Go through the data below. Pull out every line that has the word "this".

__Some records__
----
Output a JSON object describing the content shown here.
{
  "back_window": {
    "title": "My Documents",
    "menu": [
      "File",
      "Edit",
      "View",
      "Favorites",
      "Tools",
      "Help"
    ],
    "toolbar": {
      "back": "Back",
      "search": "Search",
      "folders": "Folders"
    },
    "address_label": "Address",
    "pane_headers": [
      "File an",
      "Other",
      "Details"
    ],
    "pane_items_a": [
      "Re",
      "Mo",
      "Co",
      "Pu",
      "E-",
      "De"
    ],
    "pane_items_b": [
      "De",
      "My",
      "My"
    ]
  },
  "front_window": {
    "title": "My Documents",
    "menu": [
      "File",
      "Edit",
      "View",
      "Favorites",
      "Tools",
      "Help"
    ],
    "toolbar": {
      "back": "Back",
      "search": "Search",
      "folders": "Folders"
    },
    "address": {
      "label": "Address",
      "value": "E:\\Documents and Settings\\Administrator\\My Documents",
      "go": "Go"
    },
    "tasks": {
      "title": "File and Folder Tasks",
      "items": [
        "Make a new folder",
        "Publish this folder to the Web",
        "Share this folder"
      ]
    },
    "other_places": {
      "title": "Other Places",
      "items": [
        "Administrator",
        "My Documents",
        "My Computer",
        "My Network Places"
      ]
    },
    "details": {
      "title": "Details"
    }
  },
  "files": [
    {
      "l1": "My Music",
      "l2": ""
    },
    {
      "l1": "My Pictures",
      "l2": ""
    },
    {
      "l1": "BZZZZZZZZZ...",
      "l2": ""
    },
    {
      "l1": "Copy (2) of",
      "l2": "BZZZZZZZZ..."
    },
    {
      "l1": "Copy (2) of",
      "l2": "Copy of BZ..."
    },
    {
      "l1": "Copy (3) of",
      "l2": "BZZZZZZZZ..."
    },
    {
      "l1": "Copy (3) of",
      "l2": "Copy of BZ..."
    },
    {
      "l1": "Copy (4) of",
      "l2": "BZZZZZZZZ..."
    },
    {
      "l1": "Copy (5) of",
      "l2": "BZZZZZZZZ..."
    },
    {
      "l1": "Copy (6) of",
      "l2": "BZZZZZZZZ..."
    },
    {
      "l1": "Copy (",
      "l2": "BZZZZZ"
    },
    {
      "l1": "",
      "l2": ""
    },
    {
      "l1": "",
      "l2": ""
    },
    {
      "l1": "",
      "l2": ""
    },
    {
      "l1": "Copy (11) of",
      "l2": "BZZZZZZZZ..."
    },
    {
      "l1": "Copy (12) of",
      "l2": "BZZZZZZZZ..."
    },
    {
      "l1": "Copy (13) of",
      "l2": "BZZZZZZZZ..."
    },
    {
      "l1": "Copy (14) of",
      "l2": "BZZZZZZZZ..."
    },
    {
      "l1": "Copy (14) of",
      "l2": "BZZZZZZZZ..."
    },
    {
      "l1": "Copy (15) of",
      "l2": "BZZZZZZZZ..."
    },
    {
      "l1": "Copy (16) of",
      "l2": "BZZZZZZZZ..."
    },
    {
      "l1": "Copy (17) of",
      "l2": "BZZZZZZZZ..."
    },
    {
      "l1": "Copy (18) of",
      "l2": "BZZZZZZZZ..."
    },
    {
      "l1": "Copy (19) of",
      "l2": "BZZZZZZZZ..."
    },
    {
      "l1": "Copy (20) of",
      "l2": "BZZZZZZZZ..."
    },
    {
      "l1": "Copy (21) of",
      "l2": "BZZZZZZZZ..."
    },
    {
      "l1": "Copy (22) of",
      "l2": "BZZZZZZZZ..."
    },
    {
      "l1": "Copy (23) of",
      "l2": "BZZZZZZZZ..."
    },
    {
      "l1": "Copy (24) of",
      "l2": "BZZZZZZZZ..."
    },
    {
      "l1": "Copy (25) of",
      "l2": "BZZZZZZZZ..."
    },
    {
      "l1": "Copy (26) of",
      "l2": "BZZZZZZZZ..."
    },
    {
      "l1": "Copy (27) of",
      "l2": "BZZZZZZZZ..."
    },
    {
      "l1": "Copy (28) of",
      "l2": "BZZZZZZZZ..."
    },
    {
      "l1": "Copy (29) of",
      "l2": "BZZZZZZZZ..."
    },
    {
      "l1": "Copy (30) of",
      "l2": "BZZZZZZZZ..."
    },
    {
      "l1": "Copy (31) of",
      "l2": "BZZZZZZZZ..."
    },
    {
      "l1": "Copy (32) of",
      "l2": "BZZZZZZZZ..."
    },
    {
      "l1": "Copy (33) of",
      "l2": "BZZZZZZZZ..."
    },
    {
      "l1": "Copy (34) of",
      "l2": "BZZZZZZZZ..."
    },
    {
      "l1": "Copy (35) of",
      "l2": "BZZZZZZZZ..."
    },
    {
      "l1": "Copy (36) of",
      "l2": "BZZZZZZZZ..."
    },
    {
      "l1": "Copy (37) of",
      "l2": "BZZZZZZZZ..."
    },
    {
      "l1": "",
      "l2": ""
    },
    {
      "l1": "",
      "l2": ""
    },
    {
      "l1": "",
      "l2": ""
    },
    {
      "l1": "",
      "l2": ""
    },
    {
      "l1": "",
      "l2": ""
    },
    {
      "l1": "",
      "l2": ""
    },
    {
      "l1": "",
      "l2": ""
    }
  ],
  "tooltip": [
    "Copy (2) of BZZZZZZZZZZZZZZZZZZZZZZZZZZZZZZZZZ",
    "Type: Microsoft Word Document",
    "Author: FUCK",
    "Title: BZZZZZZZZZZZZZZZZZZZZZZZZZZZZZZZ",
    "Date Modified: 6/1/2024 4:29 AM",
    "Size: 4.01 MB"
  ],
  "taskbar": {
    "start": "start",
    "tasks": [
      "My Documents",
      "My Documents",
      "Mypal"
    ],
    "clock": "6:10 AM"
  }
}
----
__EXPECTED ANSWER__
        "Publish this folder to the Web",
        "Share this folder"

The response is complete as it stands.